**Extrait fourni:**
--------------------------------

A quoi tient l'envie de lire une série finalement ? A cela. Après ? Bien sûr, il faudra confirmer, que Matt Kindt sache développer ce bon début, très prometteur, plein de potentiel. Mais j'ai l'intuition que le bonhomme connaît son affaire et maîtrise son sujet, qu'il en a sous le pied.

C'est aussi cette impression qu'on a avec le dessin de Matt Smith. C'est aussi un inconnu pour moi, même si j'ai découvert qu'il avait travaillé chez Dark Horse, sur Hellboy & the BPRD (pour un récit complet écrit par Mignola lui-même), entre autres. 

Son trait est absolument mûr, c'est un artiste accompli, pas un débutant sorti de nulle part. Cela se voit à la manière de planter le décor, de camper les personnages, d'établir une ambiance. Tout semble simple et en même temps bien défini, ouvragé, préparé. Pas de fioritures, mais l'art de poser un ensemble à la fois familier et original en même temps. A l'image d'Ansel qui s'habille comme un lycéen en uniforme (un costume cravate noir et une chemise blanche, qui tranche avec les allures médiévales des habitants de son village mais aussi des trolls et elfes environnants) : il se dégage une assurance tranquille de tout ça.

Idem pour le découpage : le flux de lecture est très fluide, chaque plan est lisible, les finitions sont impeccables, avec un effort porté aux costumes, aux décors. Les couleurs de Chris O'Halloran sont douces et justes. Un vrai régal.

Pas besoin de chercher midi à quatorze heures : cette BD me plaît, et elle devrait plaire à n'importe qui parce qu'elle est bien foutue, séduisante, intrigante. Achetez ce premier numéro, comme moi vous devriez en redemander une fois arrivé à la dernière page. 

BLACK HAMMER / JUSTICE LEAGUE : HAMMER OF JUSTICE ! #5, de Jeff Lemire et Michael Walsh


Hammer of Justice ! s'achève avec ce cinquième épisode. Quoiqu'il soit permis d'en douter car Jeff Lemire laisse la porte ouverte à une suite, très accrocheuse. Espérons donc que DC et Dark Horse s'entendront pour laisser le scénariste réaliser cela. Avec Michael Walsh toujours au dessin, ce qui ne gâcherait rien...

--------------------------------

**Travail demandé:**
1. Citez l'extrait sans rien modifier, depuis « Idem pour le » jusqu'à « ne gâcherait rien... » inclus.
2. Reformulez sous forme de liste le paragraphe de l'extrait qui commence par « Son trait est absolument mûr », en conservant ses faits essentiels.
3. Indiquez si chacune de ces affirmations concorde avec l'extrait, par oui ou par non, en citant à l'identique les mots décisifs : (a) les couleurs sont signées Chris O'Halloran ; (b) Hammer of Justice ! se termine avec son sixième épisode ; (c) Matt Smith a travaillé chez Dark Horse sur Hellboy & the BPRD.
Le matériel ci-après n'a aucun rapport avec l'extrait.

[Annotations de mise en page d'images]
--------------------------------

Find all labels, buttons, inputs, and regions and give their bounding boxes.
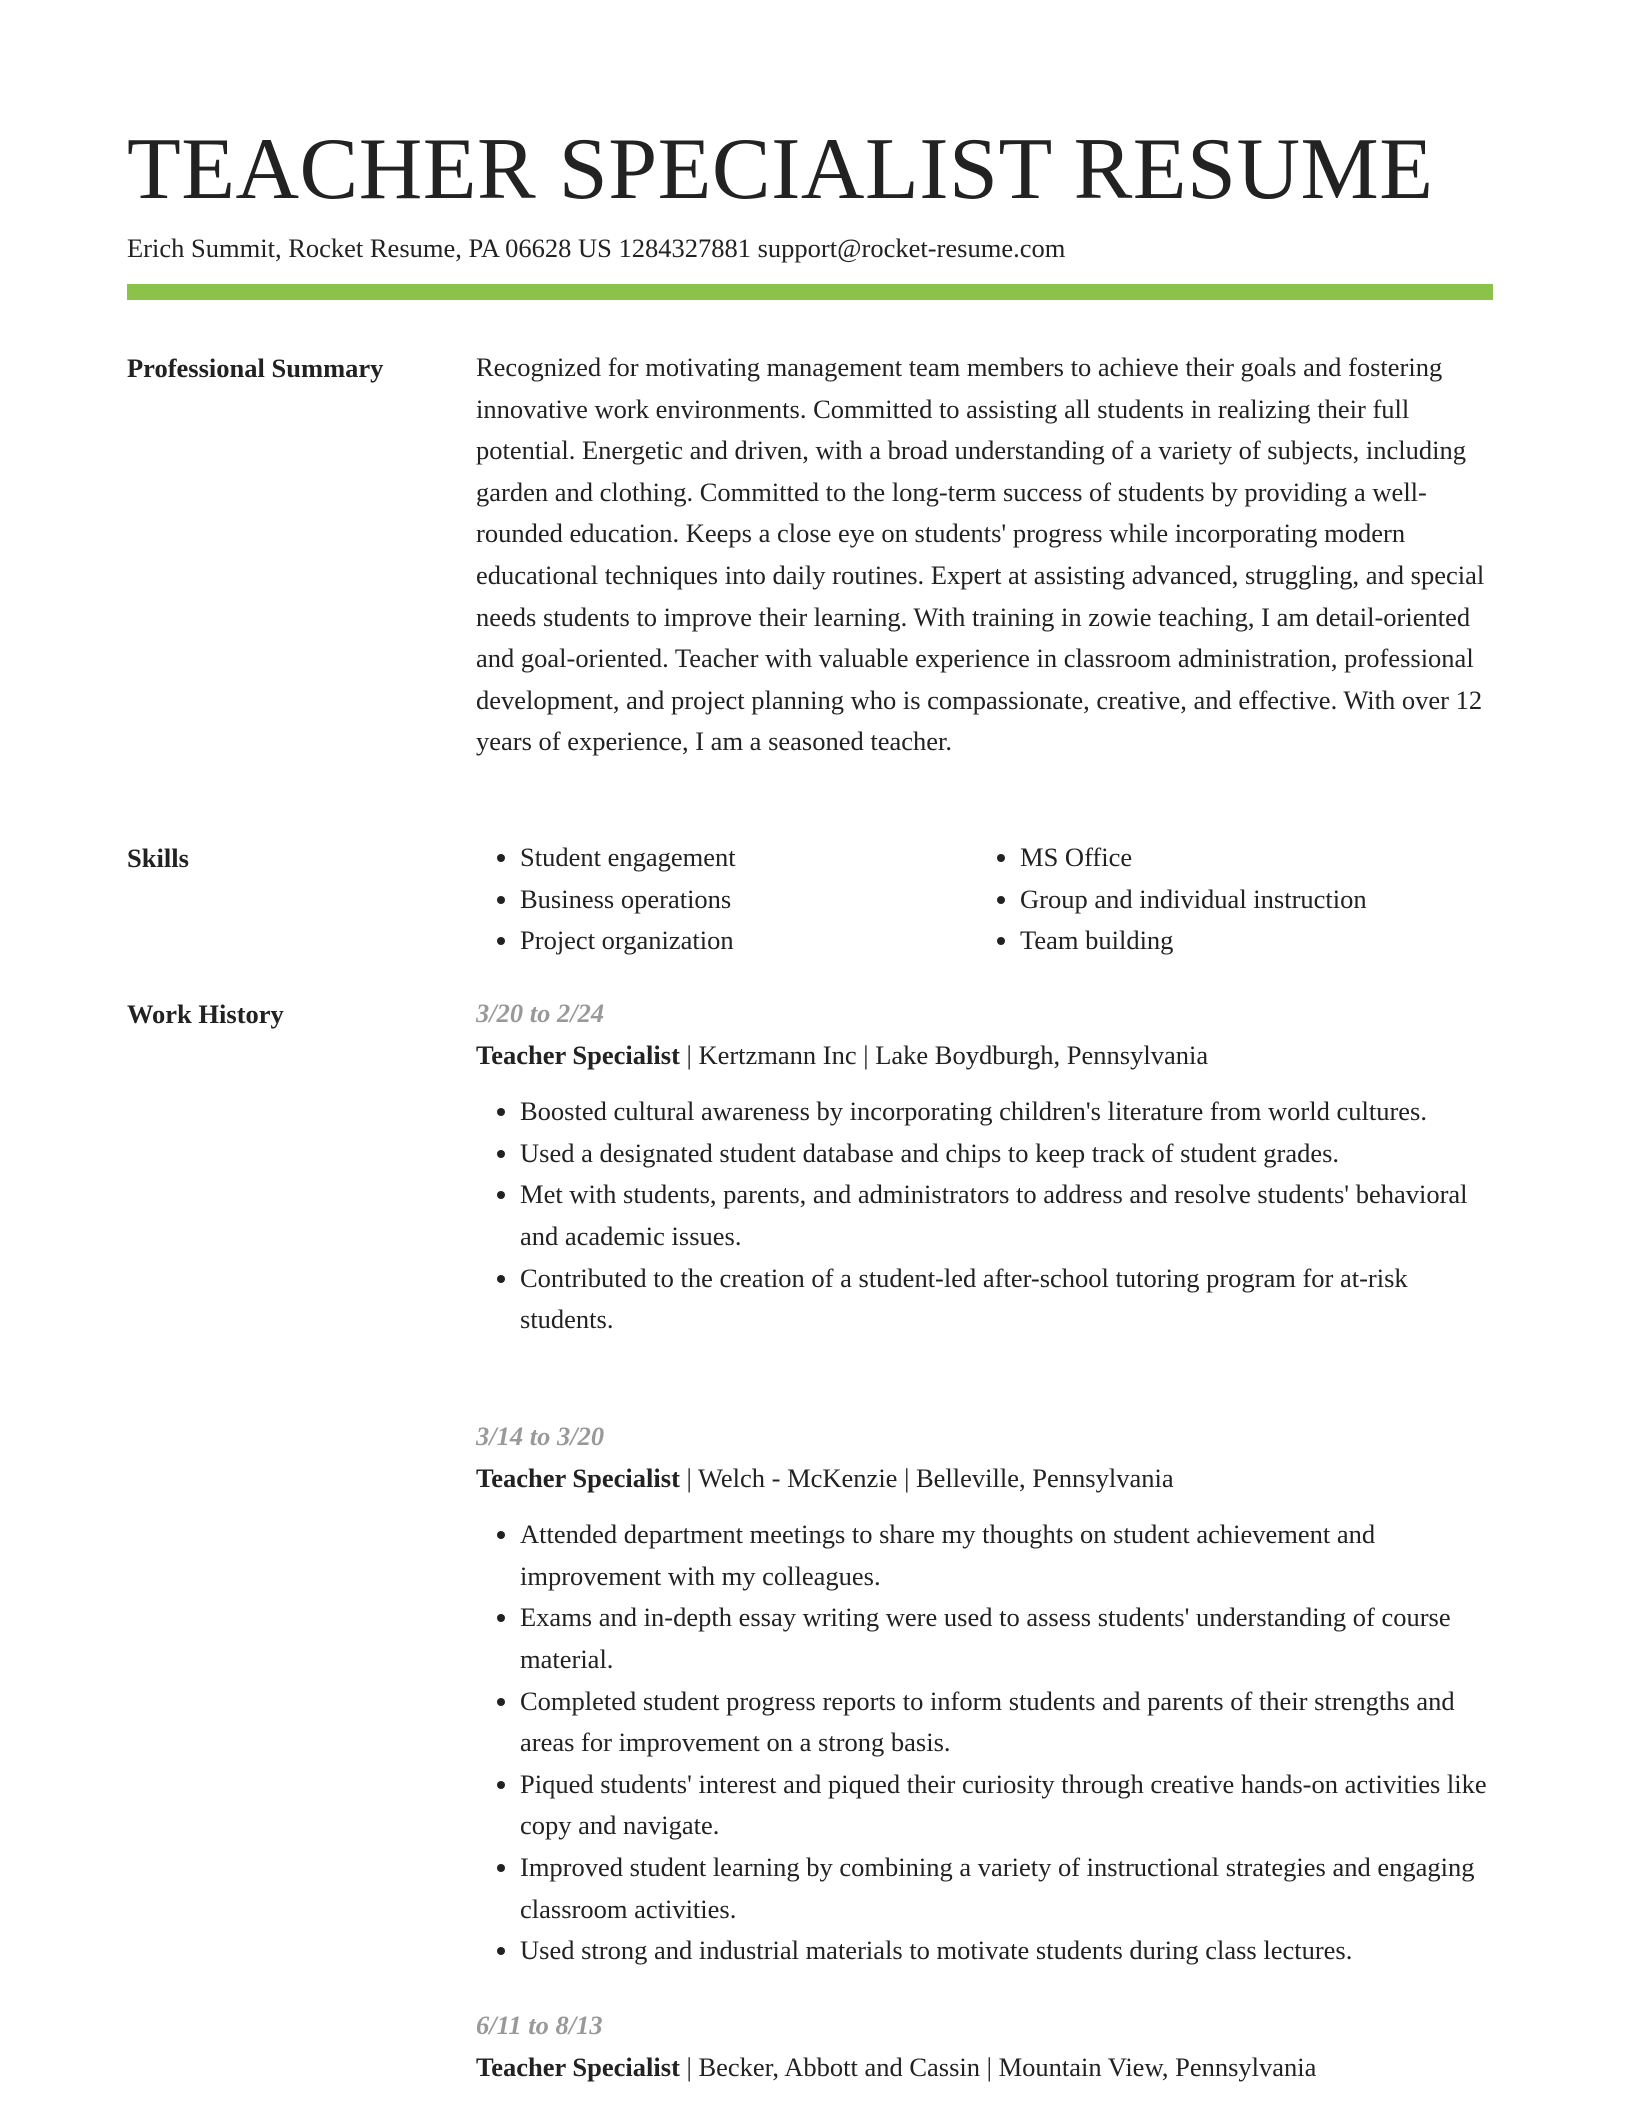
resume-title: TEACHER SPECIALIST RESUME <box>127 121 1434 218</box>
skill-item: • MS Office <box>1020 837 1476 879</box>
job-dates: 3/20 to 2/24 <box>476 998 605 1028</box>
job-bullet: • Used a designated student database and chips to keep track of student grades. <box>520 1133 1496 1175</box>
job-bullet: • Met with students, parents, and administrators to address and resolve students' behavioral and academic issues. <box>520 1174 1496 1257</box>
job-entry <box>476 2005 1496 2088</box>
skill-item: • Project organization <box>520 920 976 962</box>
job-bullet: • Piqued students' interest and piqued their curiosity through creative hands-on activities like copy and navigate. <box>520 1764 1496 1847</box>
job-bullet: • Improved student learning by combining a variety of instructional strategies and engaging classroom activities. <box>520 1847 1496 1930</box>
job-employer-location: | Welch - McKenzie | Belleville, Pennsylvania <box>679 1462 1174 1493</box>
job-heading <box>476 2047 1496 2089</box>
skill-item: • Group and individual instruction <box>1020 879 1476 921</box>
job-bullet: • Boosted cultural awareness by incorporating children's literature from world cultures. <box>520 1091 1496 1133</box>
skills-list-right <box>976 837 1476 962</box>
job-title: Teacher Specialist <box>476 1462 680 1493</box>
job-bullets <box>476 1091 1496 1341</box>
job-bullet: • Exams and in-depth essay writing were used to assess students' understanding of course material. <box>520 1597 1496 1680</box>
job-heading <box>476 1458 1496 1500</box>
summary-section <box>476 347 1496 763</box>
skills-heading: Skills <box>127 843 189 873</box>
summary-text: Recognized for motivating management team members to achieve their goals and fostering innovative work environments. Committed to assisting all students in realizing their full potential. Energetic and driven, with a broad understanding of a variety of subjects, including garden and clothing. Committed to the long-term success of students by providing a well-rounded education. Keeps a close eye on students' progress while incorporating modern educational techniques into daily routines. Expert at assisting advanced, struggling, and special needs students to improve their learning. With training in zowie teaching, I am detail-oriented and goal-oriented. Teacher with valuable experience in classroom administration, professional development, and project planning who is compassionate, creative, and effective. With over 12 years of experience, I am a seasoned teacher. <box>476 352 1485 757</box>
job-entry <box>476 1416 1496 1972</box>
job-title: Teacher Specialist <box>476 1039 680 1070</box>
job-entry <box>476 993 1496 1341</box>
job-title: Teacher Specialist <box>476 2051 680 2082</box>
skill-item: • Student engagement <box>520 837 976 879</box>
job-dates: 3/14 to 3/20 <box>476 1421 605 1451</box>
job-employer-location: | Becker, Abbott and Cassin | Mountain View, Pennsylvania <box>679 2051 1317 2082</box>
summary-heading: Professional Summary <box>127 353 384 383</box>
skill-item: • Team building <box>1020 920 1476 962</box>
job-heading <box>476 1035 1496 1077</box>
skills-section <box>476 837 1496 962</box>
skill-item: • Business operations <box>520 879 976 921</box>
job-bullet: • Completed student progress reports to inform students and parents of their strengths and areas for improvement on a strong basis. <box>520 1681 1496 1764</box>
job-bullet: • Attended department meetings to share my thoughts on student achievement and improvement with my colleagues. <box>520 1514 1496 1597</box>
work-history-heading: Work History <box>127 999 284 1029</box>
job-bullet: • Used strong and industrial materials to motivate students during class lectures. <box>520 1930 1496 1972</box>
job-bullet: • Contributed to the creation of a student-led after-school tutoring program for at-risk students. <box>520 1258 1496 1341</box>
contact-line: Erich Summit, Rocket Resume, PA 06628 US 1284327881 support@rocket-resume.com <box>127 233 1066 263</box>
skills-list-left <box>476 837 976 962</box>
header-divider <box>127 284 1493 300</box>
job-employer-location: | Kertzmann Inc | Lake Boydburgh, Pennsylvania <box>679 1039 1209 1070</box>
job-bullets <box>476 1514 1496 1972</box>
job-dates: 6/11 to 8/13 <box>476 2010 603 2040</box>
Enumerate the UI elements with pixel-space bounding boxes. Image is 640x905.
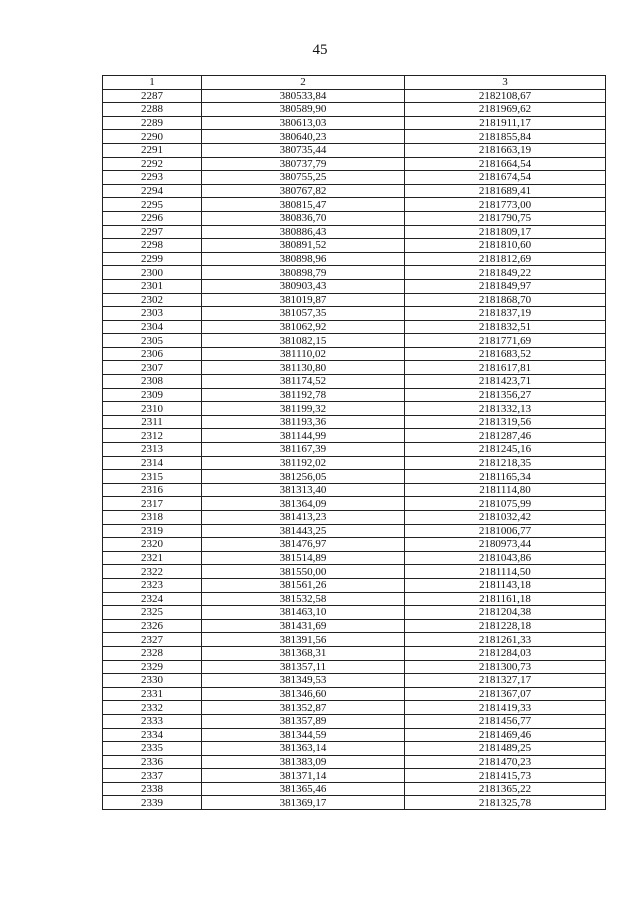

--------------------------------

**Corrigés complets:**
1.
Idem pour le découpage : le flux de lecture est très fluide, chaque plan est lisible, les finitions sont impeccables, avec un effort porté aux costumes, aux décors. Les couleurs de Chris O'Halloran sont douces et justes. Un vrai régal.

Pas besoin de chercher midi à quatorze heures : cette BD me plaît, et elle devrait plaire à n'importe qui parce qu'elle est bien foutue, séduisante, intrigante. Achetez ce premier numéro, comme moi vous devriez en redemander une fois arrivé à la dernière page. 

BLACK HAMMER / JUSTICE LEAGUE : HAMMER OF JUSTICE ! #5, de Jeff Lemire et Michael Walsh


Hammer of Justice ! s'achève avec ce cinquième épisode. Quoiqu'il soit permis d'en douter car Jeff Lemire laisse la porte ouverte à une suite, très accrocheuse. Espérons donc que DC et Dark Horse s'entendront pour laisser le scénariste réaliser cela. Avec Michael Walsh toujours au dessin, ce qui ne gâcherait rien...

2.
- Le trait de Matt Smith est mûr : c'est un artiste accompli, non un débutant sorti de nulle part.
- Cela se voit à sa manière de planter le décor, de camper les personnages et d'établir une ambiance.
- Tout paraît simple et, en même temps, bien défini, ouvragé et préparé.
- Sans fioritures, il compose un ensemble à la fois familier et original.
- Ansel en est l'exemple. Il est vêtu comme un lycéen en uniforme (costume cravate noir, chemise blanche), ce qui tranche avec les allures médiévales des habitants de son village, des trolls et des elfes. Il se dégage de l'ensemble une assurance tranquille.

3.
(a) Oui : « Les couleurs de Chris O'Halloran sont douces et justes. »
(b) Non : « Hammer of Justice ! s'achève avec ce cinquième épisode. »
(c) Oui : « il avait travaillé chez Dark Horse, sur Hellboy & the BPRD »